Copy the records below exactly, leaving out any pictures.

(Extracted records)
########################################

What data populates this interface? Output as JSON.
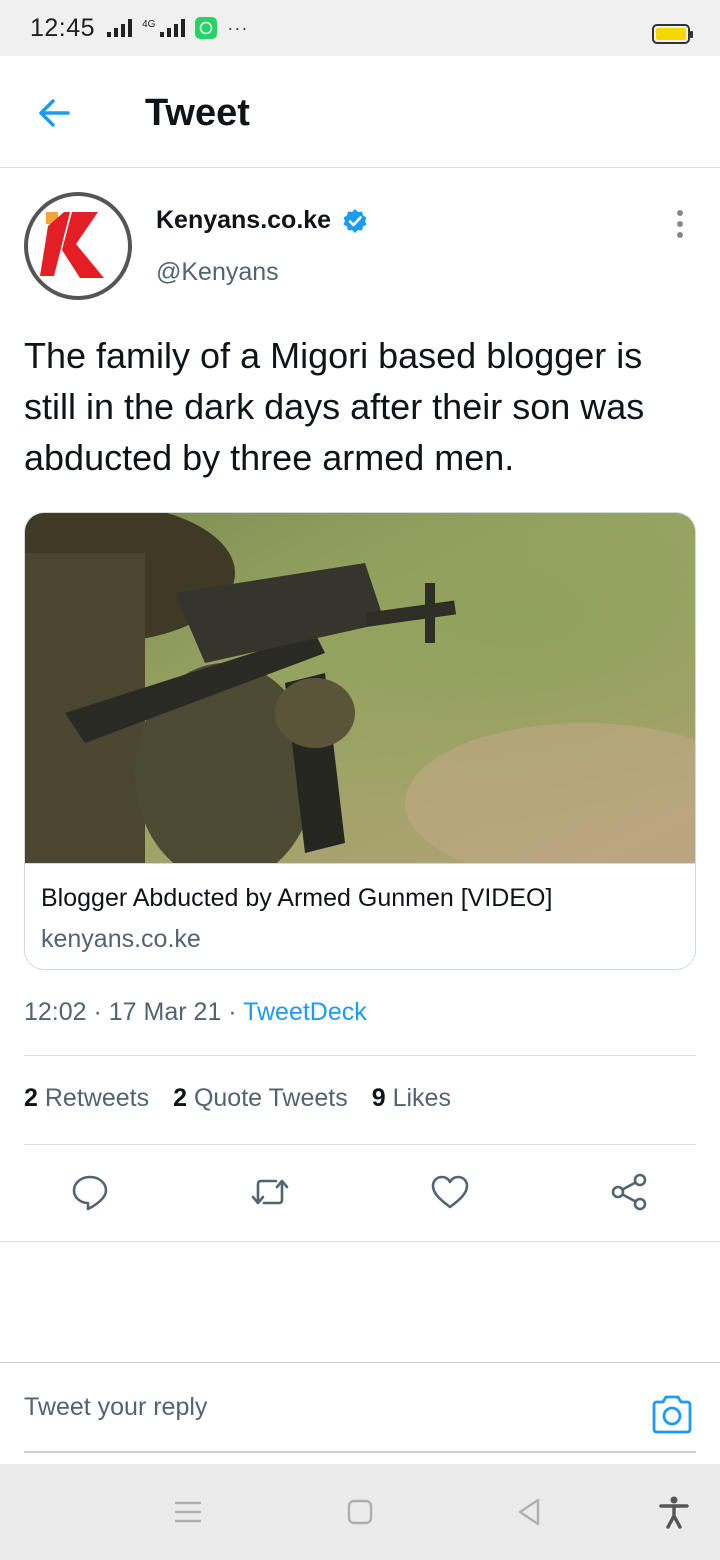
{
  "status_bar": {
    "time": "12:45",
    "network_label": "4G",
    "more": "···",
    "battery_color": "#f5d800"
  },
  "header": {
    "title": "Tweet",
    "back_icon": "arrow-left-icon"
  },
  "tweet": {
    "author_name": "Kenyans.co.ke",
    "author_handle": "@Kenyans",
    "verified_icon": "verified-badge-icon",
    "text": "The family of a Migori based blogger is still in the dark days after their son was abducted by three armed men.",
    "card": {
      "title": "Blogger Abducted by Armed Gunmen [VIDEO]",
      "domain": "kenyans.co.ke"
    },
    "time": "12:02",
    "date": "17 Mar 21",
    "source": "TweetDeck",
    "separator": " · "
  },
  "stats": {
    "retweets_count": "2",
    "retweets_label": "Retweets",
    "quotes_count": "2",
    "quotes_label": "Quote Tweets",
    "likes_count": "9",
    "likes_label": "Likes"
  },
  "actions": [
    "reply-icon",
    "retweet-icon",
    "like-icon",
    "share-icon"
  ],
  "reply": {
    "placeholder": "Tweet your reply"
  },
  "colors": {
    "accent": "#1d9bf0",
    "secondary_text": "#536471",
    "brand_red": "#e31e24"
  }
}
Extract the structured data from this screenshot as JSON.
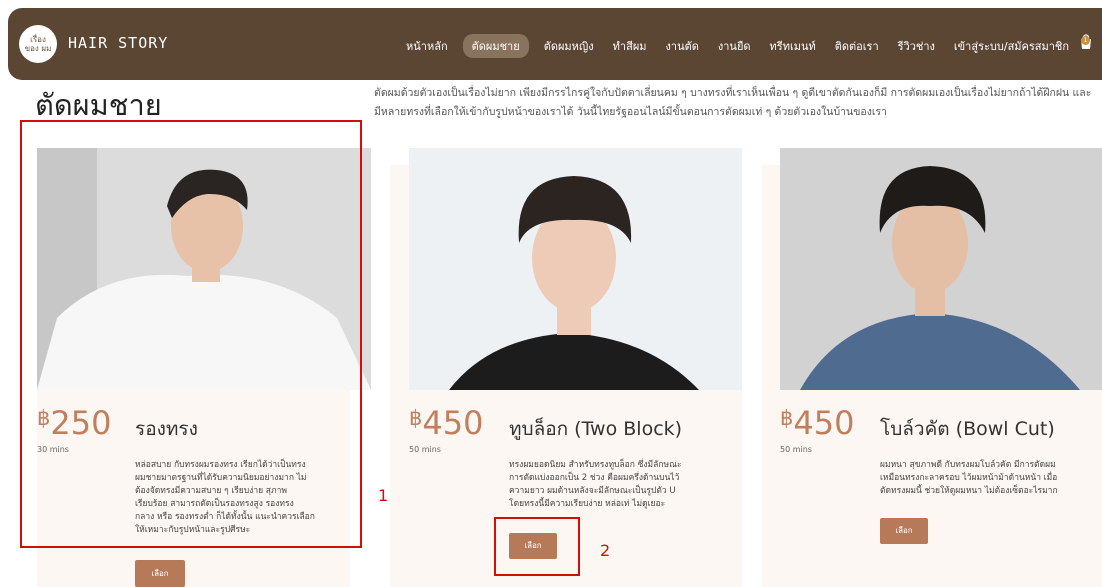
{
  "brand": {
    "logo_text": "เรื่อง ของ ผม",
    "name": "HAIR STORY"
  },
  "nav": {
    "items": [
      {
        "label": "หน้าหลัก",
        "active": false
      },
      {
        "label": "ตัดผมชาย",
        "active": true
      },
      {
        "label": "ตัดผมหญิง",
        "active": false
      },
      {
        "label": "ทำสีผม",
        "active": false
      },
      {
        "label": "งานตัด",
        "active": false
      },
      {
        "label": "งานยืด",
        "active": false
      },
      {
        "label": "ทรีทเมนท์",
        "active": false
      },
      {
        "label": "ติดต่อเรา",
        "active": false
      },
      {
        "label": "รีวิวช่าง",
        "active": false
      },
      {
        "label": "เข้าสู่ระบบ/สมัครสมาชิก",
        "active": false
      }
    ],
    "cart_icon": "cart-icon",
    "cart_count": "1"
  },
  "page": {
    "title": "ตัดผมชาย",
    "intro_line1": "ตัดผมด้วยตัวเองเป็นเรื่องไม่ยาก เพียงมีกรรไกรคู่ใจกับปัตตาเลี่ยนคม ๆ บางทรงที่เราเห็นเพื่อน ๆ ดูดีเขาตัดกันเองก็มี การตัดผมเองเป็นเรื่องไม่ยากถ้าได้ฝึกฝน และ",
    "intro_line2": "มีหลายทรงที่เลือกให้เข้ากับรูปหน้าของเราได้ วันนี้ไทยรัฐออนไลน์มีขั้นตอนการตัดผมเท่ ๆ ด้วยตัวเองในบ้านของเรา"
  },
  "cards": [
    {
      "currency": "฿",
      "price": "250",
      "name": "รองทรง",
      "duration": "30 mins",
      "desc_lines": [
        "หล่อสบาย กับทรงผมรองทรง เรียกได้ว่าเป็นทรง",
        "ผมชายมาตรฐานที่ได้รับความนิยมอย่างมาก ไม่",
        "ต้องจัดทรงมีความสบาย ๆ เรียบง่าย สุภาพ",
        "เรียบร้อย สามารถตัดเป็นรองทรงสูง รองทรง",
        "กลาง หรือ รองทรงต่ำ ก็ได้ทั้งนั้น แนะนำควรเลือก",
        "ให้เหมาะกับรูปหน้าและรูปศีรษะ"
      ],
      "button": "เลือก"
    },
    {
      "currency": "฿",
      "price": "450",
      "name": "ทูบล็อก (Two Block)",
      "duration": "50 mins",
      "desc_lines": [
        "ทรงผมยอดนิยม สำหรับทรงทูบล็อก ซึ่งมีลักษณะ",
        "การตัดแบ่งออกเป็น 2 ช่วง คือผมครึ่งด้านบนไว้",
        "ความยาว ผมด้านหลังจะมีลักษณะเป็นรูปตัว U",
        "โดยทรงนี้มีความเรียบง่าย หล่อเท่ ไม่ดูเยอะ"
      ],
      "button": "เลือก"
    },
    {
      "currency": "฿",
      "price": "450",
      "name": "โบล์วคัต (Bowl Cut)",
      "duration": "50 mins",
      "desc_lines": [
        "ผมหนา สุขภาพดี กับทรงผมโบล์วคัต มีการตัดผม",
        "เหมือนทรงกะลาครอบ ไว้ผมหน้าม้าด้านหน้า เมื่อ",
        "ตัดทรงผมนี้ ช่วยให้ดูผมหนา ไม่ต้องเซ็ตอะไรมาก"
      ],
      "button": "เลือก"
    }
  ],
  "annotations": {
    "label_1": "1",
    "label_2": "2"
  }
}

########################################

» CORRECT OUTPUT
What data populates this interface? Output as JSON.
{
  "status_bar": {
    "time": "12:45",
    "network_label": "4G",
    "more": "···",
    "battery_color": "#f5d800"
  },
  "header": {
    "title": "Tweet",
    "back_icon": "arrow-left-icon"
  },
  "tweet": {
    "author_name": "Kenyans.co.ke",
    "author_handle": "@Kenyans",
    "verified_icon": "verified-badge-icon",
    "text": "The family of a Migori based blogger is still in the dark days after their son was abducted by three armed men.",
    "card": {
      "title": "Blogger Abducted by Armed Gunmen [VIDEO]",
      "domain": "kenyans.co.ke"
    },
    "time": "12:02",
    "date": "17 Mar 21",
    "source": "TweetDeck",
    "separator": " · "
  },
  "stats": {
    "retweets_count": "2",
    "retweets_label": "Retweets",
    "quotes_count": "2",
    "quotes_label": "Quote Tweets",
    "likes_count": "9",
    "likes_label": "Likes"
  },
  "actions": [
    "reply-icon",
    "retweet-icon",
    "like-icon",
    "share-icon"
  ],
  "reply": {
    "placeholder": "Tweet your reply"
  },
  "colors": {
    "accent": "#1d9bf0",
    "secondary_text": "#536471",
    "brand_red": "#e31e24"
  }
}
Extract the structured data from this screenshot as JSON.
{
  "brand": {
    "logo_text": "เรื่อง ของ ผม",
    "name": "HAIR STORY"
  },
  "nav": {
    "items": [
      {
        "label": "หน้าหลัก",
        "active": false
      },
      {
        "label": "ตัดผมชาย",
        "active": true
      },
      {
        "label": "ตัดผมหญิง",
        "active": false
      },
      {
        "label": "ทำสีผม",
        "active": false
      },
      {
        "label": "งานตัด",
        "active": false
      },
      {
        "label": "งานยืด",
        "active": false
      },
      {
        "label": "ทรีทเมนท์",
        "active": false
      },
      {
        "label": "ติดต่อเรา",
        "active": false
      },
      {
        "label": "รีวิวช่าง",
        "active": false
      },
      {
        "label": "เข้าสู่ระบบ/สมัครสมาชิก",
        "active": false
      }
    ],
    "cart_icon": "cart-icon",
    "cart_count": "1"
  },
  "page": {
    "title": "ตัดผมชาย",
    "intro_line1": "ตัดผมด้วยตัวเองเป็นเรื่องไม่ยาก เพียงมีกรรไกรคู่ใจกับปัตตาเลี่ยนคม ๆ บางทรงที่เราเห็นเพื่อน ๆ ดูดีเขาตัดกันเองก็มี การตัดผมเองเป็นเรื่องไม่ยากถ้าได้ฝึกฝน และ",
    "intro_line2": "มีหลายทรงที่เลือกให้เข้ากับรูปหน้าของเราได้ วันนี้ไทยรัฐออนไลน์มีขั้นตอนการตัดผมเท่ ๆ ด้วยตัวเองในบ้านของเรา"
  },
  "cards": [
    {
      "currency": "฿",
      "price": "250",
      "name": "รองทรง",
      "duration": "30 mins",
      "desc_lines": [
        "หล่อสบาย กับทรงผมรองทรง เรียกได้ว่าเป็นทรง",
        "ผมชายมาตรฐานที่ได้รับความนิยมอย่างมาก ไม่",
        "ต้องจัดทรงมีความสบาย ๆ เรียบง่าย สุภาพ",
        "เรียบร้อย สามารถตัดเป็นรองทรงสูง รองทรง",
        "กลาง หรือ รองทรงต่ำ ก็ได้ทั้งนั้น แนะนำควรเลือก",
        "ให้เหมาะกับรูปหน้าและรูปศีรษะ"
      ],
      "button": "เลือก"
    },
    {
      "currency": "฿",
      "price": "450",
      "name": "ทูบล็อก (Two Block)",
      "duration": "50 mins",
      "desc_lines": [
        "ทรงผมยอดนิยม สำหรับทรงทูบล็อก ซึ่งมีลักษณะ",
        "การตัดแบ่งออกเป็น 2 ช่วง คือผมครึ่งด้านบนไว้",
        "ความยาว ผมด้านหลังจะมีลักษณะเป็นรูปตัว U",
        "โดยทรงนี้มีความเรียบง่าย หล่อเท่ ไม่ดูเยอะ"
      ],
      "button": "เลือก"
    },
    {
      "currency": "฿",
      "price": "450",
      "name": "โบล์วคัต (Bowl Cut)",
      "duration": "50 mins",
      "desc_lines": [
        "ผมหนา สุขภาพดี กับทรงผมโบล์วคัต มีการตัดผม",
        "เหมือนทรงกะลาครอบ ไว้ผมหน้าม้าด้านหน้า เมื่อ",
        "ตัดทรงผมนี้ ช่วยให้ดูผมหนา ไม่ต้องเซ็ตอะไรมาก"
      ],
      "button": "เลือก"
    }
  ],
  "annotations": {
    "label_1": "1",
    "label_2": "2"
  }
}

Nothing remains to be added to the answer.